Records to use:
════════

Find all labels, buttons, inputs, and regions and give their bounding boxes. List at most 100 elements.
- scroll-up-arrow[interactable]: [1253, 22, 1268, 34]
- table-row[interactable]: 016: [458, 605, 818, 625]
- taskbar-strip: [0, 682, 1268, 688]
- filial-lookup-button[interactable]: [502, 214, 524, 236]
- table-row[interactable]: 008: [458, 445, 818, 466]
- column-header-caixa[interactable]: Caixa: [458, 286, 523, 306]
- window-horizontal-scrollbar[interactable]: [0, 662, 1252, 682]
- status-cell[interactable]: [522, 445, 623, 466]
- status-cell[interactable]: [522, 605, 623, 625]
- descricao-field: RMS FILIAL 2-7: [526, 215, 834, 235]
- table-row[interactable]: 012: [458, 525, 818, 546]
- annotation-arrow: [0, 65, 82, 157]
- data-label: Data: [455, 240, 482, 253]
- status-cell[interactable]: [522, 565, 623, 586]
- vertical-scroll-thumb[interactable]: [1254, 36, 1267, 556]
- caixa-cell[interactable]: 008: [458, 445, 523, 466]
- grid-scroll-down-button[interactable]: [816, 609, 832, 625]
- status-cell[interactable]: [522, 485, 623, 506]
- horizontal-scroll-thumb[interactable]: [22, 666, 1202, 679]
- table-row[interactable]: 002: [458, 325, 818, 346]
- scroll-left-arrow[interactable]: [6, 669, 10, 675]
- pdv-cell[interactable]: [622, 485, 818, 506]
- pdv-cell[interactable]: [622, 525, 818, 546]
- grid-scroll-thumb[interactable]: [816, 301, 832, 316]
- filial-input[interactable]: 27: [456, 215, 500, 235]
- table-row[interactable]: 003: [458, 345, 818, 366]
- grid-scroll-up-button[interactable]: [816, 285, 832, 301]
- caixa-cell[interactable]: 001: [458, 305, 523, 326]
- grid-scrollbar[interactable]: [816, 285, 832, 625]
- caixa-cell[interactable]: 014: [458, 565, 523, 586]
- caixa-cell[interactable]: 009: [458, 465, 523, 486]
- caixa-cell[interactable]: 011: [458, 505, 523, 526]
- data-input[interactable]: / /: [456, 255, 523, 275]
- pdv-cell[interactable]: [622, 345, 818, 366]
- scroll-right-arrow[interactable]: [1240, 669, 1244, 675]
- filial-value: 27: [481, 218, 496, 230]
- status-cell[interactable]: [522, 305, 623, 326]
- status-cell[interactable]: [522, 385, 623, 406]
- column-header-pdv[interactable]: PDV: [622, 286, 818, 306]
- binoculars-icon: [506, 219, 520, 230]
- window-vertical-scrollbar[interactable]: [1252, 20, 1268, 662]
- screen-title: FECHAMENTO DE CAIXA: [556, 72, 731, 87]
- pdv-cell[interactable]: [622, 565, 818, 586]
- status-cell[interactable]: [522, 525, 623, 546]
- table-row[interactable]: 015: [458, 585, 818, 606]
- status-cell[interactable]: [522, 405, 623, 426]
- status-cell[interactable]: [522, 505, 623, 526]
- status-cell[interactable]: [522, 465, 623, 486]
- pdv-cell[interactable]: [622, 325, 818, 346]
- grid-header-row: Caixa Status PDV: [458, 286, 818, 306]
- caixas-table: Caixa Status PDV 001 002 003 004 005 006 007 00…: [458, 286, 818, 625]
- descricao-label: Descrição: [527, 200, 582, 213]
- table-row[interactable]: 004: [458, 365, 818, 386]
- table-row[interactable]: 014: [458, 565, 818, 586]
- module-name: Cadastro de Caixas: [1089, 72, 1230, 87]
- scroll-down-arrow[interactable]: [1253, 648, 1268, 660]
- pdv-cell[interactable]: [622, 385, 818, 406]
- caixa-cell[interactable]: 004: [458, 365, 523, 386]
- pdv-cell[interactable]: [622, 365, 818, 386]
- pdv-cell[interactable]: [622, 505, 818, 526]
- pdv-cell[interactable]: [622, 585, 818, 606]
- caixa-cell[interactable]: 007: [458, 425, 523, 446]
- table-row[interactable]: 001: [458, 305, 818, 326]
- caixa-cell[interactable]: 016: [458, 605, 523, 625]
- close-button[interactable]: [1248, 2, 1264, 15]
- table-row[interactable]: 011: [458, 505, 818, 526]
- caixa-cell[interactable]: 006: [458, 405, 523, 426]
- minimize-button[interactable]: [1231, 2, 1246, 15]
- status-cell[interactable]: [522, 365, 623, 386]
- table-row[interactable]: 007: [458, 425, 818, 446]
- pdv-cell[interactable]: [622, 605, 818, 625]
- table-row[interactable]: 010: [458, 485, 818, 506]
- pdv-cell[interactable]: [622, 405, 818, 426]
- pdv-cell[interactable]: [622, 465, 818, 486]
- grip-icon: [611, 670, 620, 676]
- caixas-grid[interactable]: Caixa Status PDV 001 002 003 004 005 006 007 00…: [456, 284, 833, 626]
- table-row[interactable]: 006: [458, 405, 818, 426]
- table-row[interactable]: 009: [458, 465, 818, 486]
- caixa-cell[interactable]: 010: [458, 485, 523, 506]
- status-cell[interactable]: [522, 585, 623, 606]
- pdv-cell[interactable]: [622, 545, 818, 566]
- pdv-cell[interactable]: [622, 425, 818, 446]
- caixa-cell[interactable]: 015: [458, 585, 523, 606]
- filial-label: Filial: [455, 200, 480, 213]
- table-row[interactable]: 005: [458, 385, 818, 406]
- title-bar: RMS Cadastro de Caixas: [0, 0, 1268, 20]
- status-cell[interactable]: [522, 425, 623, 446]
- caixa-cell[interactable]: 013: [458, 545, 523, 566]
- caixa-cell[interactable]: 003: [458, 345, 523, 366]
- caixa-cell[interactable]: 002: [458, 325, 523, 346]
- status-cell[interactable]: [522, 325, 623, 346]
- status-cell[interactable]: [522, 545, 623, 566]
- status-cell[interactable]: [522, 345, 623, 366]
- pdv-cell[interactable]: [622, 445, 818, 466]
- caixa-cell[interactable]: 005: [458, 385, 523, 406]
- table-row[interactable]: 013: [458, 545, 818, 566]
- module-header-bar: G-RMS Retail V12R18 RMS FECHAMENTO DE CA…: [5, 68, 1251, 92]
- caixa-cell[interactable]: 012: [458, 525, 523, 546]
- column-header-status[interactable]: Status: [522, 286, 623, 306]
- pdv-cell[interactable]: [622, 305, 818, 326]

════════

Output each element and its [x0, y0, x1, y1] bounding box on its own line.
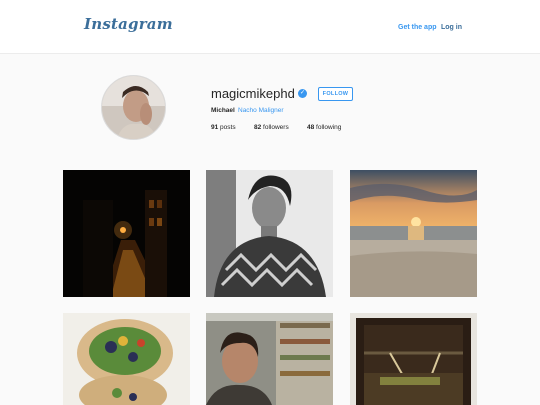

════════

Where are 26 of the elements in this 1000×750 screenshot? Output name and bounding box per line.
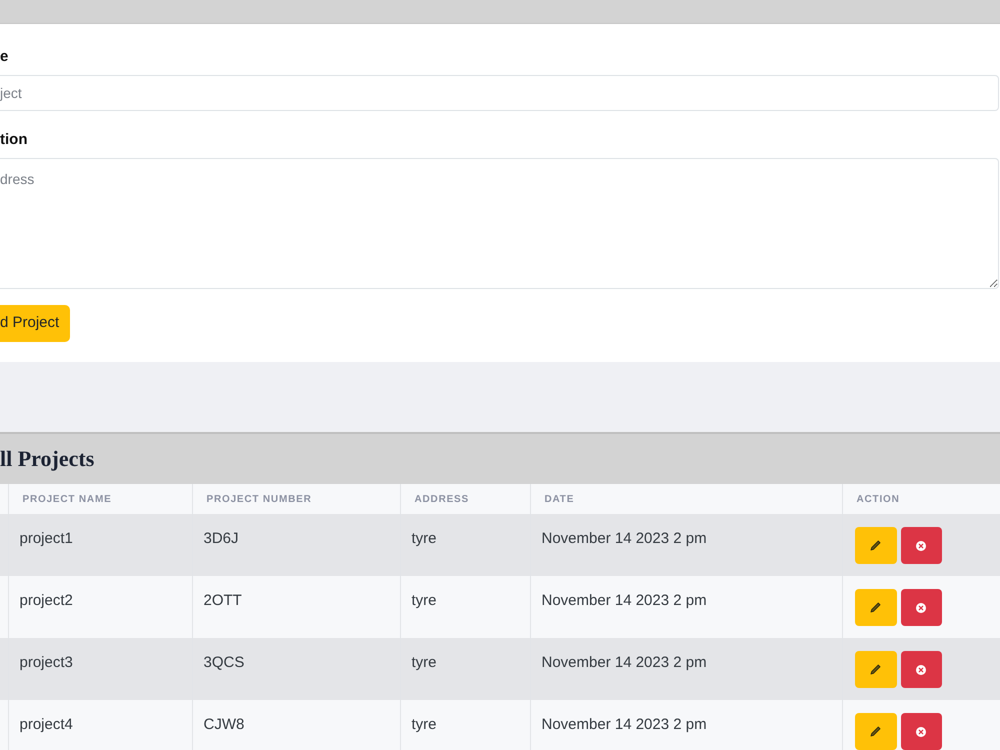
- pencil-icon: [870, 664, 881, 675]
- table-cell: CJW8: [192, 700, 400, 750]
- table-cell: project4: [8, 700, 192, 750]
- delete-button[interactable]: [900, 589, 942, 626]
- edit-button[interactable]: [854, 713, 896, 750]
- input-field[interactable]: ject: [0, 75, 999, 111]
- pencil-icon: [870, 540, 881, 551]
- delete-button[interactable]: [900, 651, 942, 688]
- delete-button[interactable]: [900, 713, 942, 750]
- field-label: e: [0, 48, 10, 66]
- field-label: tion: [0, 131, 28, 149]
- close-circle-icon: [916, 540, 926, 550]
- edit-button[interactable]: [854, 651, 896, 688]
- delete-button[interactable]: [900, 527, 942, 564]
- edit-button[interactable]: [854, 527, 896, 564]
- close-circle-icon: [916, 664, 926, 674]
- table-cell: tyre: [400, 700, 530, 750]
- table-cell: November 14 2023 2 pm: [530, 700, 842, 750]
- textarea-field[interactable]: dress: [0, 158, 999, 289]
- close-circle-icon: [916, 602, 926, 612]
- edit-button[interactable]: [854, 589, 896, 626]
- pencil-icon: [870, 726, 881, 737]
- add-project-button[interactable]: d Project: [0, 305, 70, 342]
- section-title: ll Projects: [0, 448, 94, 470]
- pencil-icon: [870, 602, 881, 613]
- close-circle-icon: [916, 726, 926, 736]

════════

What you are asked to do:
State how many lines of the data above contain the string "bounding", with uppercase and lowercase letters treated as distinct. Give only the number.

Output:
3